## [THE EXERCISE]
Write out all the data again, exactly as it stands.

## [EXTRACTED DATA]
* Start *

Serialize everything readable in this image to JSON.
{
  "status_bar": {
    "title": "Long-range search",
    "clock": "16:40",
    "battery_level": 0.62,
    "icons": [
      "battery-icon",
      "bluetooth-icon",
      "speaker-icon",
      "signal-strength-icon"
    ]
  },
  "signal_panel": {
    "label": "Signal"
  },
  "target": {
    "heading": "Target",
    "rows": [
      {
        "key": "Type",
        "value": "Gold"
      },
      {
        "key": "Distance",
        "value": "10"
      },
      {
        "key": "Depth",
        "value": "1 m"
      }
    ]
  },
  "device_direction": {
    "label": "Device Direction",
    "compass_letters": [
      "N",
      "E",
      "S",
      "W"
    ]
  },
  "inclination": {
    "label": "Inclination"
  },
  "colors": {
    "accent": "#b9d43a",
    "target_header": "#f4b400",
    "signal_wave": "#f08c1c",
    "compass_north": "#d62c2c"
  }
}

* End *

## [WORKED ANSWER]
Serialize everything readable in this image to JSON.
{
  "status_bar": {
    "title": "Long-range search",
    "clock": "16:40",
    "battery_level": 0.62,
    "icons": [
      "battery-icon",
      "bluetooth-icon",
      "speaker-icon",
      "signal-strength-icon"
    ]
  },
  "signal_panel": {
    "label": "Signal"
  },
  "target": {
    "heading": "Target",
    "rows": [
      {
        "key": "Type",
        "value": "Gold"
      },
      {
        "key": "Distance",
        "value": "10"
      },
      {
        "key": "Depth",
        "value": "1 m"
      }
    ]
  },
  "device_direction": {
    "label": "Device Direction",
    "compass_letters": [
      "N",
      "E",
      "S",
      "W"
    ]
  },
  "inclination": {
    "label": "Inclination"
  },
  "colors": {
    "accent": "#b9d43a",
    "target_header": "#f4b400",
    "signal_wave": "#f08c1c",
    "compass_north": "#d62c2c"
  }
}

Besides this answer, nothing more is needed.